== Data for the task ==

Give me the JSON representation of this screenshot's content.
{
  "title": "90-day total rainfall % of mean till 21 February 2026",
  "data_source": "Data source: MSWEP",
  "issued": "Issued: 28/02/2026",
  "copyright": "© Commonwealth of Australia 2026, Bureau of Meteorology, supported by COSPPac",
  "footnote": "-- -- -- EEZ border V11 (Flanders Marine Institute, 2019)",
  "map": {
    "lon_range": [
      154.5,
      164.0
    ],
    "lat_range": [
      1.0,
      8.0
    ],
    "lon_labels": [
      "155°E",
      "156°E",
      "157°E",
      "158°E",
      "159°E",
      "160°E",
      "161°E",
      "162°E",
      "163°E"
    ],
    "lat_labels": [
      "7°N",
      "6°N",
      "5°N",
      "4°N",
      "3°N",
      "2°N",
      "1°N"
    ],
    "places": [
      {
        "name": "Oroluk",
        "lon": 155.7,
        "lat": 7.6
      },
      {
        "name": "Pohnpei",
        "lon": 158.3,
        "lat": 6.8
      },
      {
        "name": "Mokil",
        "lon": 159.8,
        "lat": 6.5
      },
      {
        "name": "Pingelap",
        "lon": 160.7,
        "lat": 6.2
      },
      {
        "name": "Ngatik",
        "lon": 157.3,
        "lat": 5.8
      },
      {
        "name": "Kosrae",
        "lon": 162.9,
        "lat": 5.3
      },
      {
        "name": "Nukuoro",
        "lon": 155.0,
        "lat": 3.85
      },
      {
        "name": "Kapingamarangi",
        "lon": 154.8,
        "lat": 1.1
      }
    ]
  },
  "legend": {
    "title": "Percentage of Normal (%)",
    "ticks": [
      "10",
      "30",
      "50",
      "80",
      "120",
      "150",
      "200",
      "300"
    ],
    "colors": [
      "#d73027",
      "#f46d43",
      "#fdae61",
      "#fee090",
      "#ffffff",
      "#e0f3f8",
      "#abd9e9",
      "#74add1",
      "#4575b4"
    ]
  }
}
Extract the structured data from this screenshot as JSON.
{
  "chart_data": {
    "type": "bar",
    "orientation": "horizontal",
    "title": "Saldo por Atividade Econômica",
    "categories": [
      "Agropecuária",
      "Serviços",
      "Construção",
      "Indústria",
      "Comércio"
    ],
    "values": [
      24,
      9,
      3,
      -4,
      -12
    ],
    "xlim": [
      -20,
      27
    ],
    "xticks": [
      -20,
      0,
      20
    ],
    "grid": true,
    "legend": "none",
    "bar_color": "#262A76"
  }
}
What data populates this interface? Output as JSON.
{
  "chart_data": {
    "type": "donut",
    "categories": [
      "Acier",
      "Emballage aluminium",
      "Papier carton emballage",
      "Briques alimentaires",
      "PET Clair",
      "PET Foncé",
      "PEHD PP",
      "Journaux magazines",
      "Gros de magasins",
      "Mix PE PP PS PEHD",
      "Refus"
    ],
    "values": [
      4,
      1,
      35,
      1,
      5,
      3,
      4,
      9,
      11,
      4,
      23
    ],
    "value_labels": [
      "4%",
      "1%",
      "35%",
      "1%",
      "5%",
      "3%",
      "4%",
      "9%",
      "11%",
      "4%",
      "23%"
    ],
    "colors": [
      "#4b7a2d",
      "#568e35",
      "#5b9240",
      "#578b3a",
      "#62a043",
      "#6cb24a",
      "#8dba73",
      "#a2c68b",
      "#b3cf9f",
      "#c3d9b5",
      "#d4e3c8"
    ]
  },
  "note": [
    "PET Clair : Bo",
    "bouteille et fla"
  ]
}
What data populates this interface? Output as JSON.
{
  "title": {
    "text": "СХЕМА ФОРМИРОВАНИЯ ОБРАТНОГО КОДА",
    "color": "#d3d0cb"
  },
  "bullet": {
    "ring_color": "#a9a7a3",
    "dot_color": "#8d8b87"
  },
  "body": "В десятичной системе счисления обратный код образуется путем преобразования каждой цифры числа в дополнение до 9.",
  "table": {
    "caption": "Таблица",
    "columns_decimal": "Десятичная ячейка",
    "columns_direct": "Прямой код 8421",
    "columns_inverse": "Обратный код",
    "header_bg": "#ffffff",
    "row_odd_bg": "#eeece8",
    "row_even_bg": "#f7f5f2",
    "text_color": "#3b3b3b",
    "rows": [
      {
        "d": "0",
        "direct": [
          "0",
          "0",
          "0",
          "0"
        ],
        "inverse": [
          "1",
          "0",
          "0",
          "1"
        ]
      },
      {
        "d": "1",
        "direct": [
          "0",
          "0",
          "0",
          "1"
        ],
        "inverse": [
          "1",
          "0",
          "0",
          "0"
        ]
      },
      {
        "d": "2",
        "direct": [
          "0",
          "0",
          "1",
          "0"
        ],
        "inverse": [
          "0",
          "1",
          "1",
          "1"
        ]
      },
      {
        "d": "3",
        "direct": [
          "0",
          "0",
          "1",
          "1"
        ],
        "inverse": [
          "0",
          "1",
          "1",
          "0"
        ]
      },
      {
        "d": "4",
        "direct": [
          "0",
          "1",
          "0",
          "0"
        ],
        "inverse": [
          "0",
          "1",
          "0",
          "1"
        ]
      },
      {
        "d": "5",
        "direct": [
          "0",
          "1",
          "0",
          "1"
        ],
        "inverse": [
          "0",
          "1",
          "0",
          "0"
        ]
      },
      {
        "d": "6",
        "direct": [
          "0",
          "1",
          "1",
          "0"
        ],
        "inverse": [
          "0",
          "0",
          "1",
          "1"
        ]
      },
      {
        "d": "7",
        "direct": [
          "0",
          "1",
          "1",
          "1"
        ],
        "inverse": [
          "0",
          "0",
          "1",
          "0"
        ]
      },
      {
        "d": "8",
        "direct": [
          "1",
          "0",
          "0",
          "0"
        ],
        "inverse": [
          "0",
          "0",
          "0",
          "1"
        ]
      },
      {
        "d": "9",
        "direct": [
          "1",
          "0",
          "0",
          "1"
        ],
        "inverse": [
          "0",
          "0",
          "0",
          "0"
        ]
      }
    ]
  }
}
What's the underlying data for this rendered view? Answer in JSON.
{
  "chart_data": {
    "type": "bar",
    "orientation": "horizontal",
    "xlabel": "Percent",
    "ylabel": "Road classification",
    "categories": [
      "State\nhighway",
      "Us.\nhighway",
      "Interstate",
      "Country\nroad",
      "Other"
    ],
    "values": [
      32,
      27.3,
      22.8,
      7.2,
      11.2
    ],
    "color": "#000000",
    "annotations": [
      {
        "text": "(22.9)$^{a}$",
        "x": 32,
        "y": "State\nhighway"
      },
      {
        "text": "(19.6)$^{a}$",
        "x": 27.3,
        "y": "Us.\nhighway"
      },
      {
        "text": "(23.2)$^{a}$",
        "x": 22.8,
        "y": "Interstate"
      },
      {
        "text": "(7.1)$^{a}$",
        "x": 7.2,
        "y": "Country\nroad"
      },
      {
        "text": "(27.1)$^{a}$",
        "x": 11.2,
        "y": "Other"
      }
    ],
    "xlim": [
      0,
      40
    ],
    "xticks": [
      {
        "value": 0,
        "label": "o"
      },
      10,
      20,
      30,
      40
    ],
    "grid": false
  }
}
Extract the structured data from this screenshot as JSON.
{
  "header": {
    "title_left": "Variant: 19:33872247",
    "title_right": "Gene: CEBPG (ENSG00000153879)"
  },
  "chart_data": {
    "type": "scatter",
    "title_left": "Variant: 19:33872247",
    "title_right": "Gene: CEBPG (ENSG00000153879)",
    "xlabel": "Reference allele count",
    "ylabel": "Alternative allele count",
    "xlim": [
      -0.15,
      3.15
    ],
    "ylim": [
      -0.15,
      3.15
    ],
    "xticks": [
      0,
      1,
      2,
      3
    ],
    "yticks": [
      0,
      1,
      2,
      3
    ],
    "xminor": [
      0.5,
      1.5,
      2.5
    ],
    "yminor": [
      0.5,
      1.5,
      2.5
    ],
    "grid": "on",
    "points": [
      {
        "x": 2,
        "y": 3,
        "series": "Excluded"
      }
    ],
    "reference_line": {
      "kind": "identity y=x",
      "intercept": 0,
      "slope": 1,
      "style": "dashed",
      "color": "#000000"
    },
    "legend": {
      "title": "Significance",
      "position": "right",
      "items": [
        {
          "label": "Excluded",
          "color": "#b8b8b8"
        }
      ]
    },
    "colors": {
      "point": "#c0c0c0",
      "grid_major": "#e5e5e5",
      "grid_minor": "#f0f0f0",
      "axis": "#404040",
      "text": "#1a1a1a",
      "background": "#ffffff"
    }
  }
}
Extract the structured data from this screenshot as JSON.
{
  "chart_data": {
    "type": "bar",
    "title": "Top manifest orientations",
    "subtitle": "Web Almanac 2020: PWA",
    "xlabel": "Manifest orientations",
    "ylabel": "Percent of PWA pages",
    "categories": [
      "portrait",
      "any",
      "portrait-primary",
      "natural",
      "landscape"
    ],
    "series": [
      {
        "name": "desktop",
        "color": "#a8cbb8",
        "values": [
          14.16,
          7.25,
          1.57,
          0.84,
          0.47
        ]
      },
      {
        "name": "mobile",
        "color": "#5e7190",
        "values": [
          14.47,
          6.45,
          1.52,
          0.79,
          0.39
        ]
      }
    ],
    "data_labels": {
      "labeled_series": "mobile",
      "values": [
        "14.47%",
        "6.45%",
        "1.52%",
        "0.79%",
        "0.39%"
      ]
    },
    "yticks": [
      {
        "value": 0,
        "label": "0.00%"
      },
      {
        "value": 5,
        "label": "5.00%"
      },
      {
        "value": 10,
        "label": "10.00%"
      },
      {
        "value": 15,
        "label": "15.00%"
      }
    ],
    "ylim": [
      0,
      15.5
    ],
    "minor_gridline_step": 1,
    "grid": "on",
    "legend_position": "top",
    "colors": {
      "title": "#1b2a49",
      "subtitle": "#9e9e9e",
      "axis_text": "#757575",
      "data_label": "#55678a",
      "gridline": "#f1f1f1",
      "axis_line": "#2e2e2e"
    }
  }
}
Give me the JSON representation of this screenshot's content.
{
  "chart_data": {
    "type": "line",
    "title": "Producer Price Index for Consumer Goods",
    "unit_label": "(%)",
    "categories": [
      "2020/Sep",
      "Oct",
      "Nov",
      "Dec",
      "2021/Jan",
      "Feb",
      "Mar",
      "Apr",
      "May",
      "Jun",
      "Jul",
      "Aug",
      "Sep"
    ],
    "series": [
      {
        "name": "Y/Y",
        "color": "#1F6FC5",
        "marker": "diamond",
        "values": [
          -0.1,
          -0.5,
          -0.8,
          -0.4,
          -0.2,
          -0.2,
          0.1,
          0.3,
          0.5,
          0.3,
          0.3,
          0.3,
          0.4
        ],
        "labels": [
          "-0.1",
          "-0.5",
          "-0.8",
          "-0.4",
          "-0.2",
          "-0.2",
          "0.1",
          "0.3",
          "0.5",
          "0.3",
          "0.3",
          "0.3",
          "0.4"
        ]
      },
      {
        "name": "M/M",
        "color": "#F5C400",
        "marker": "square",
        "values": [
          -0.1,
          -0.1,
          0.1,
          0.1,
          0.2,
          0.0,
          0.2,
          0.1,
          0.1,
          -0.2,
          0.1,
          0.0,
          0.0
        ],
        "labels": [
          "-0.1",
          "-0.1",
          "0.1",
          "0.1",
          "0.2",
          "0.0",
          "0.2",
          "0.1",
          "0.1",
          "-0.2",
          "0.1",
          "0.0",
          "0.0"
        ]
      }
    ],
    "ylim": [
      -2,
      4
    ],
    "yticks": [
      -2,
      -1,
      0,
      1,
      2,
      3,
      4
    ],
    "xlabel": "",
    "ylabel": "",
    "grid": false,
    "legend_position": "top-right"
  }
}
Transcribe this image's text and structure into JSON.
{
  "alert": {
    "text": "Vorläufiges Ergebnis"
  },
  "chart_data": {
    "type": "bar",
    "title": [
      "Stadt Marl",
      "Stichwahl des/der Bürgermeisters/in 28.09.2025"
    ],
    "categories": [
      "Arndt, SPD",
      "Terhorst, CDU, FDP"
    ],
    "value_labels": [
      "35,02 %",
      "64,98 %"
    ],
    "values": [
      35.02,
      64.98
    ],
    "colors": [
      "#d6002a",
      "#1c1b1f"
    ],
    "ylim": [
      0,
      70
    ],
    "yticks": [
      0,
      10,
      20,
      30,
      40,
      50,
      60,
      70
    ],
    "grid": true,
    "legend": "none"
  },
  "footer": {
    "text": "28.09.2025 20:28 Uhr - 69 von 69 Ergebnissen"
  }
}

===

**Your goal:** Repeat exactly the lines above from the line that contains "Transcribe this image's" through the end. Include both of these ends; leave out everything else.

**Complete output:**
Transcribe this image's text and structure into JSON.
{
  "alert": {
    "text": "Vorläufiges Ergebnis"
  },
  "chart_data": {
    "type": "bar",
    "title": [
      "Stadt Marl",
      "Stichwahl des/der Bürgermeisters/in 28.09.2025"
    ],
    "categories": [
      "Arndt, SPD",
      "Terhorst, CDU, FDP"
    ],
    "value_labels": [
      "35,02 %",
      "64,98 %"
    ],
    "values": [
      35.02,
      64.98
    ],
    "colors": [
      "#d6002a",
      "#1c1b1f"
    ],
    "ylim": [
      0,
      70
    ],
    "yticks": [
      0,
      10,
      20,
      30,
      40,
      50,
      60,
      70
    ],
    "grid": true,
    "legend": "none"
  },
  "footer": {
    "text": "28.09.2025 20:28 Uhr - 69 von 69 Ergebnissen"
  }
}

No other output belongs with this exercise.